§ Text passage:
════════════════════

With that, the scores look like this:
- Only one state – Massachusetts – gets four stars (out of five) or higher, while four states – Delaware, Connecticut, Nevada, Minnesota – receive 3.5 stars or higher.
- Five states – Wyoming, South Dakota, Missouri, Colorado, Arkansas – actually receive ZERO stars, with a slew of other states (mostly “red” politically, by the way) – Oklahoma, Georgia, North Dakota, Louisiana, Idaho, Tennessee, Vermont, Ohio, Nebraska, West Virginia, North Carolina, Indiana, New Mexico, Mississippi, Illinois, Virginia, Utah and Alabama – with less than 1 star.
- That’s right, Virginia is in the less-than-one-star category, in between Mississippi, Illinois, Utah and Alabama. Why? See below for the gory details, but in short, Virginia receives only five green check marks out of 21 categories.
- Note that Virginia receives ZERO green check marks for three of the categories – Initiation of Eviction (“whether a state bars landlords from serving tenants with notice to quit and filing an eviction action for nonpayment related to COVID-19 and other reasons”); Tenancy Preservation Measures (“whether a state bars late fees, extends tenants’ legal representation in housing court, provides for safe and decent housing (through rental assistance or some other measure to provide relief from rental debt), and bars rent raises during and after the pandemic”); and Enforcement of Eviction Order (“whether a state bars law enforcement from executing an eviction order, including cases of COVID-19-related hardship, nonpayment, or all non-emergency cases”).
- Virginia receives just two green check marks (out of six possible) in “Short-Term Supports” (“whether a state extends eviction moratoriums and emergency protections past the state of emergency, provides a grace period to pay rent, bars landlords from reporting tenants to credit bureaus, and halts foreclosures. In addition, the scorecard tracks whether utilities are barred from disconnecting service or are required to reconnect service without a fee, though these measures are not included in states’ final scores because the state is not always the actor”).

════════════════════

§ Document layout detection data:

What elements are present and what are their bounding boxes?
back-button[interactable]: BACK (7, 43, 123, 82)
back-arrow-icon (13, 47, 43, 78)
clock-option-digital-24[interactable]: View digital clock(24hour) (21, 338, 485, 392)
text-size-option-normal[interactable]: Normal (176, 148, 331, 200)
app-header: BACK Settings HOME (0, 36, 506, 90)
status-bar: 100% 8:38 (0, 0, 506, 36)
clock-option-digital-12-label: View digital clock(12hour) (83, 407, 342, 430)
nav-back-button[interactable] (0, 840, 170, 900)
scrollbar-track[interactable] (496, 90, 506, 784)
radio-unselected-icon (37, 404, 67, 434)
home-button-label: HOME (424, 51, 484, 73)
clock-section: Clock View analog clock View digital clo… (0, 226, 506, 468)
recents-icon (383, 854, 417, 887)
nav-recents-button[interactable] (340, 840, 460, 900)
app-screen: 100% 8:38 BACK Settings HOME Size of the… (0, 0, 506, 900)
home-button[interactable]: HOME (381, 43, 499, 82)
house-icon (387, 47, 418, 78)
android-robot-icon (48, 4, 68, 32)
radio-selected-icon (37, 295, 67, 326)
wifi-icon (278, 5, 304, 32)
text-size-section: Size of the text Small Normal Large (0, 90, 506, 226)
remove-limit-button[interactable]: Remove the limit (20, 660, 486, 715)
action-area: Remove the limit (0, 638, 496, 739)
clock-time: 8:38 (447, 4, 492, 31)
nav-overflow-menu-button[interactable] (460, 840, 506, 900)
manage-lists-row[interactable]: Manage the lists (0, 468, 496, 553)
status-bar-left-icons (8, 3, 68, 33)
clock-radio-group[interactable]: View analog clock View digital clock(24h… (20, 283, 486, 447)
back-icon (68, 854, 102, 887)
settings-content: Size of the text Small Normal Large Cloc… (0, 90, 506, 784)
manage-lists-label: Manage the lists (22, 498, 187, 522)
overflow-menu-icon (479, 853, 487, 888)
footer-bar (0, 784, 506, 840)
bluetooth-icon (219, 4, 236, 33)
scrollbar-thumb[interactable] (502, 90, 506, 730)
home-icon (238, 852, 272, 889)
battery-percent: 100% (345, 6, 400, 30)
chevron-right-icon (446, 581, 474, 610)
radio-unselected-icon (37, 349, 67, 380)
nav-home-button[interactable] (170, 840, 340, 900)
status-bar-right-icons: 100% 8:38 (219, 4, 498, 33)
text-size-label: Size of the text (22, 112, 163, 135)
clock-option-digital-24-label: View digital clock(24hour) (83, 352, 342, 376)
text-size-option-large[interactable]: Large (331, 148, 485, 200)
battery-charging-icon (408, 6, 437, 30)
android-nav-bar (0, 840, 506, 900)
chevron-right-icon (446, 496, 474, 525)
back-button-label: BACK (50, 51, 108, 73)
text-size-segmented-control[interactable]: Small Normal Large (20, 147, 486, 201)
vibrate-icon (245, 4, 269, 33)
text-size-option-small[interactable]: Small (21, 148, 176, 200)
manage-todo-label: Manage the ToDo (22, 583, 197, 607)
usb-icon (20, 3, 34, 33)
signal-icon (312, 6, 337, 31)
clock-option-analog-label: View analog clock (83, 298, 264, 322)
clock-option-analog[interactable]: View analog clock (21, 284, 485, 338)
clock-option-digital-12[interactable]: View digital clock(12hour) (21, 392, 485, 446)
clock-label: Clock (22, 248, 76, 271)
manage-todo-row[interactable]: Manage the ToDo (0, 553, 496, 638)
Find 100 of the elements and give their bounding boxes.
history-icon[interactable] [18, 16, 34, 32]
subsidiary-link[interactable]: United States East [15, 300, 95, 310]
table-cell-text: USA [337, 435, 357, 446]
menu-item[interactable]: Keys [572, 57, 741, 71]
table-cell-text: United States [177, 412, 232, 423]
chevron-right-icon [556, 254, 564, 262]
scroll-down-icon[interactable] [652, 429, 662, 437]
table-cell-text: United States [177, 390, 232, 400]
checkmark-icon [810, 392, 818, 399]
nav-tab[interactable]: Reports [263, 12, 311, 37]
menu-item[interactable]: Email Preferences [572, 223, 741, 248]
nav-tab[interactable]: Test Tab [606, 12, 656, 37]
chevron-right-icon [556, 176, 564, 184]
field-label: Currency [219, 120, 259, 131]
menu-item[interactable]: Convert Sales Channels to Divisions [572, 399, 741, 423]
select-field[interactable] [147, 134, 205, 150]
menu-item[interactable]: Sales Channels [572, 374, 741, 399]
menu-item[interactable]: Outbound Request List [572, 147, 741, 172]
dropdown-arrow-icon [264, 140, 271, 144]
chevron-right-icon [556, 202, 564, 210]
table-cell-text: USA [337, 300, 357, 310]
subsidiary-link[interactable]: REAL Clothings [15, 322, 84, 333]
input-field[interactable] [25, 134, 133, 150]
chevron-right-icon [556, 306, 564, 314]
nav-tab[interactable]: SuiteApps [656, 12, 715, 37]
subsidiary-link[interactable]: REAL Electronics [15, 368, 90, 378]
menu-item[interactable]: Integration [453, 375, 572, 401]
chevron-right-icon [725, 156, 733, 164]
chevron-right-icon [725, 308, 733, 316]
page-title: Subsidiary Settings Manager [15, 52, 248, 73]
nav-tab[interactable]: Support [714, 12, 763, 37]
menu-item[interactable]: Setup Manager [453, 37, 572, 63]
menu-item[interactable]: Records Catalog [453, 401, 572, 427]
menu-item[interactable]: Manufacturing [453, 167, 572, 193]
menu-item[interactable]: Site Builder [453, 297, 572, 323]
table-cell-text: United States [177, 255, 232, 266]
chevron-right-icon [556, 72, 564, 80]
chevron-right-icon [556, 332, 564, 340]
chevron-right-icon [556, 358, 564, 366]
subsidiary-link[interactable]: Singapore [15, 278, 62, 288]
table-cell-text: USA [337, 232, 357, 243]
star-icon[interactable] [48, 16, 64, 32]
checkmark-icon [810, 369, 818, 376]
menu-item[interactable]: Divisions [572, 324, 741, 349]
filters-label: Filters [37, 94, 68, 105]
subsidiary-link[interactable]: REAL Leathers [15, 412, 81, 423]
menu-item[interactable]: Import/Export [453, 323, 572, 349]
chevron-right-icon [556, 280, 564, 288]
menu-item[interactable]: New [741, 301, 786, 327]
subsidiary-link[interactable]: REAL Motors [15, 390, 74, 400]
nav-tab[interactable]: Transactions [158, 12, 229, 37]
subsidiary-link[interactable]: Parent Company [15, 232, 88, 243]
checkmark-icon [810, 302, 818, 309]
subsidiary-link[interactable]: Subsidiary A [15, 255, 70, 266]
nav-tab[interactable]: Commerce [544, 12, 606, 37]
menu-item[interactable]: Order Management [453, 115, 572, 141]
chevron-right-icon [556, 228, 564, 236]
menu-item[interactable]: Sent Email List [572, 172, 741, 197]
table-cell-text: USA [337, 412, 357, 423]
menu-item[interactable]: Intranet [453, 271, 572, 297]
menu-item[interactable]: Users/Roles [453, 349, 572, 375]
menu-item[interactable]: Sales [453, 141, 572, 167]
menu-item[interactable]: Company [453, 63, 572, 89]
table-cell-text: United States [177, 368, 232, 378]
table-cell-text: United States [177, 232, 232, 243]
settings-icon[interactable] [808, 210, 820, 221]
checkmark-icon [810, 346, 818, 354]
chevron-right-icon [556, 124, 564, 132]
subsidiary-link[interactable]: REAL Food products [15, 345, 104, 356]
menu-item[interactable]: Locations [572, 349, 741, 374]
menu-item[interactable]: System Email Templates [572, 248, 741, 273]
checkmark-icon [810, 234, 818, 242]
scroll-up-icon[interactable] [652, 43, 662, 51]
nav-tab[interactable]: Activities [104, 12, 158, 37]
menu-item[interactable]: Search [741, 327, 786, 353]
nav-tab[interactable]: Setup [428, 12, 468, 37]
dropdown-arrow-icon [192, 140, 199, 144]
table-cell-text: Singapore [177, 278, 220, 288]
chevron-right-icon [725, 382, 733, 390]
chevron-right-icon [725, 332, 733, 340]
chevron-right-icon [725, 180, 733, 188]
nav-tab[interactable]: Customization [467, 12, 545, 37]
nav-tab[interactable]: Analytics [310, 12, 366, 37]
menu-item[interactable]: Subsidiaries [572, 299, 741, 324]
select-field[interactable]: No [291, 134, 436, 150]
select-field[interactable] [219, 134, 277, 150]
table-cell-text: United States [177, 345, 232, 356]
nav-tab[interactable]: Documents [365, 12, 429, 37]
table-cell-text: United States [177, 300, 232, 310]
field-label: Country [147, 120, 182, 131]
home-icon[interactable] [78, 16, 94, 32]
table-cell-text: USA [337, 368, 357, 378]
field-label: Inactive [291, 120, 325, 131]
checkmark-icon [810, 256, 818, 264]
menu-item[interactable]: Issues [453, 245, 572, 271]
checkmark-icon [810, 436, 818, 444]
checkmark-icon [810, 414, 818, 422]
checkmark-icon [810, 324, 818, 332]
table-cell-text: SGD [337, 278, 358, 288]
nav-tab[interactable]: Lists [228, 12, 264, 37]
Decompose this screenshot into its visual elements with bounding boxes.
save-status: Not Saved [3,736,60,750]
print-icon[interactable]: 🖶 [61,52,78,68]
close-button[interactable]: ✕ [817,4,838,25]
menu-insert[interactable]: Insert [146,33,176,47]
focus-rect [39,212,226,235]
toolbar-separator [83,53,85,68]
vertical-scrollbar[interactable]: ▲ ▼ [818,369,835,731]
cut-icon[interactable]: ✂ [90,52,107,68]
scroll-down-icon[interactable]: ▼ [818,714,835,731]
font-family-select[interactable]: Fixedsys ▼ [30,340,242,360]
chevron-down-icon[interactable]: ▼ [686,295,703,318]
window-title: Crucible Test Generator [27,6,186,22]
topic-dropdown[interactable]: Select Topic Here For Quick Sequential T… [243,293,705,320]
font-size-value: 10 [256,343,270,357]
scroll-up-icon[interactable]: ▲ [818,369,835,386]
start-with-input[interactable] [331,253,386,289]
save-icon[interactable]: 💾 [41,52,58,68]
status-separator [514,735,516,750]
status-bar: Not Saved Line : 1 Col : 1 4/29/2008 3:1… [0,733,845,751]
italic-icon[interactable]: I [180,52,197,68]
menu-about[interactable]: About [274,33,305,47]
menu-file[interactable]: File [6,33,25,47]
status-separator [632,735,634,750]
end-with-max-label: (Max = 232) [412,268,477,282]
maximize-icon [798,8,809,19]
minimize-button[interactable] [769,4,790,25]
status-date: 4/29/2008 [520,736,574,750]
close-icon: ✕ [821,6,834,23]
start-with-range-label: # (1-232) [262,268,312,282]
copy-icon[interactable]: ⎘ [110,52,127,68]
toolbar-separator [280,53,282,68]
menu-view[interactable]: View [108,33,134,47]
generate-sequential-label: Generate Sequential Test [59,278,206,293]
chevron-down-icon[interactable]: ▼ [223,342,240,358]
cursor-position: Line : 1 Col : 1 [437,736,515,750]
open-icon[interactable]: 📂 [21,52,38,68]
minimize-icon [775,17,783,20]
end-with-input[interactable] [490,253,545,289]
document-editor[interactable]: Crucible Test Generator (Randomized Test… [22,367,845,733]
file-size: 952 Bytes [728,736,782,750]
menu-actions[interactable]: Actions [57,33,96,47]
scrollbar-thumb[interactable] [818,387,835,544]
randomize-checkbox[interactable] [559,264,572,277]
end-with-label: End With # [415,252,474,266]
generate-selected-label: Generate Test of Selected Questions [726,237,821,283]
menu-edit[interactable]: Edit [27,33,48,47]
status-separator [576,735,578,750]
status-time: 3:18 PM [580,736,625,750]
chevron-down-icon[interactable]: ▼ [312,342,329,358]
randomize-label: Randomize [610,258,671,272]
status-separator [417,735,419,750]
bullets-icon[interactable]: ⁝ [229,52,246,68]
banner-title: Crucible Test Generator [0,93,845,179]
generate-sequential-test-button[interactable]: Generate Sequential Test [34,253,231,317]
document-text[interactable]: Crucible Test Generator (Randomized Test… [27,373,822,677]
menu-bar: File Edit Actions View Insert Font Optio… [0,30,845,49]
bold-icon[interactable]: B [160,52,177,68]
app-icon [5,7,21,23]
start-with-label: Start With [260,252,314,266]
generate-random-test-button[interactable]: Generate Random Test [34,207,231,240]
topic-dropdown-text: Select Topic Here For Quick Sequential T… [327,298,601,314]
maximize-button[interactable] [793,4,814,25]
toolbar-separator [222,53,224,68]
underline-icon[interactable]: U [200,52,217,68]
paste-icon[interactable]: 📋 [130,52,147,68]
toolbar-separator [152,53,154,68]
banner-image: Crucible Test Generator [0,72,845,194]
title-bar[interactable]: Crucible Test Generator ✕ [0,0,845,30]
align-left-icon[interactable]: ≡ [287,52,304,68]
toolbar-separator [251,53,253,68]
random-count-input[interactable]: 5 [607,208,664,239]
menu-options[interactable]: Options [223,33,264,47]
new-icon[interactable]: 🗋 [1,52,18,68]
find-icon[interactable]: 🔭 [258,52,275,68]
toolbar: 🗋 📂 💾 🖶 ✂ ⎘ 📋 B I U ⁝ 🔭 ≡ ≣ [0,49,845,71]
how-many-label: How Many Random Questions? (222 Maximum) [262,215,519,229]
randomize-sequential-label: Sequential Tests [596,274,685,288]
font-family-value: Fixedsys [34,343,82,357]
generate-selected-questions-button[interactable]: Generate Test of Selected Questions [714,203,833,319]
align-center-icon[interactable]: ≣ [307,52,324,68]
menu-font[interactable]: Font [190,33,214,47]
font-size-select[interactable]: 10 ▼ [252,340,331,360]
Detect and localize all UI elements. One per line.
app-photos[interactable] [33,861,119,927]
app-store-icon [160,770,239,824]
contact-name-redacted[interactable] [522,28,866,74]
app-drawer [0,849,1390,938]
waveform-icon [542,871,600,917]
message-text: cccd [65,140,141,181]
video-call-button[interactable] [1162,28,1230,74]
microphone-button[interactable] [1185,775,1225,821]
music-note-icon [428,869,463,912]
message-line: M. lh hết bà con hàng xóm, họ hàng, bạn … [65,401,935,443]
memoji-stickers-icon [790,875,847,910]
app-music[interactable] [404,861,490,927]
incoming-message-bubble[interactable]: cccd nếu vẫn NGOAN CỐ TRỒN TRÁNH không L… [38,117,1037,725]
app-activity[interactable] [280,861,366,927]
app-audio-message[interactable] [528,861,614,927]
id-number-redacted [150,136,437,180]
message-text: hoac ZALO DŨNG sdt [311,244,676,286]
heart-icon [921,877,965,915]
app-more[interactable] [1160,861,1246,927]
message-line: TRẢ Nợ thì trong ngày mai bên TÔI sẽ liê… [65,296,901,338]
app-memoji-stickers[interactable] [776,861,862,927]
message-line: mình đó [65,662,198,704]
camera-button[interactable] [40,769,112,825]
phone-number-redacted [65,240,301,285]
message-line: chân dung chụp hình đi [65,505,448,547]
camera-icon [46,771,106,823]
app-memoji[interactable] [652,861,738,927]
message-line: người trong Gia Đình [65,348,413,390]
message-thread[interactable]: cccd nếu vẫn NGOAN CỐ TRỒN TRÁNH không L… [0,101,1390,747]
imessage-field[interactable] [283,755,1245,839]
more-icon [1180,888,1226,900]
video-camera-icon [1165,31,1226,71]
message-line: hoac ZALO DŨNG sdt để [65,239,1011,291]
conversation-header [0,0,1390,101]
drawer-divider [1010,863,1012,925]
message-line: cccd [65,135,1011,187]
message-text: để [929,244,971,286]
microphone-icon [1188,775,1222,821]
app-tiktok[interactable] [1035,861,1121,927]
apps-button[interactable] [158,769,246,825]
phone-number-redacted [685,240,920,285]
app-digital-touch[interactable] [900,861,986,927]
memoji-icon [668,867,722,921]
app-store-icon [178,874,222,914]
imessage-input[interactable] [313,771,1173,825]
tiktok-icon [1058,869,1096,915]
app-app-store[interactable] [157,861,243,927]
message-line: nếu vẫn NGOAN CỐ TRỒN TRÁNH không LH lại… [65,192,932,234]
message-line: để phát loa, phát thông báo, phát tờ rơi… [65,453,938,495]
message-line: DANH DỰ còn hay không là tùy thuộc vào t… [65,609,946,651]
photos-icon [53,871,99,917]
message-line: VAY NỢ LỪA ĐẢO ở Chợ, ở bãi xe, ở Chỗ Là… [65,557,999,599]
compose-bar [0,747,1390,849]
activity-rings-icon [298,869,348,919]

════════════════════

§ Requirement:
Resume the text on the state scorecard of COVID-19 eviction protections, starting where it stops.

§ Task result:
- Finally, Virginia does pretty well – three green check marks out of four maximum – in “Court Process” (“whether a state suspends eviction hearings, stays writs, orders, or judgments of possession, tolls or extends court deadlines, and seals eviction case records”).
So, clearly, Virginia is lagging behind many other states, as well as where we need to be, when it comes to housing policy during the COVID-19 crisis. It seems obvious to me that Virginia needs to improve in this area – and fast. For instance, how about doing whatever we can to protect working people, poor people, etc. from the harsh economic consequences of this pandemic, including after stay-at-home orders are lifted? And yes, of course landlords – particularly individuals who might rent out a room in their house or whatever to help them get by financially – understandably have bills to pay as well, and can’t just go months on end without receiving rent. Which means they’re going to need help too. As a Facebook friend of mine put it, “We can walk and chew gum at the same time.” And we really are going to have to…or things could get really, really ugly in coming months.
P.S. Do we need to hold a special session of the Virginia General Assembly in order to deal with this issue? Seems like it, unless folks think we can wait until next January, but…yeah, no way we can wait that long.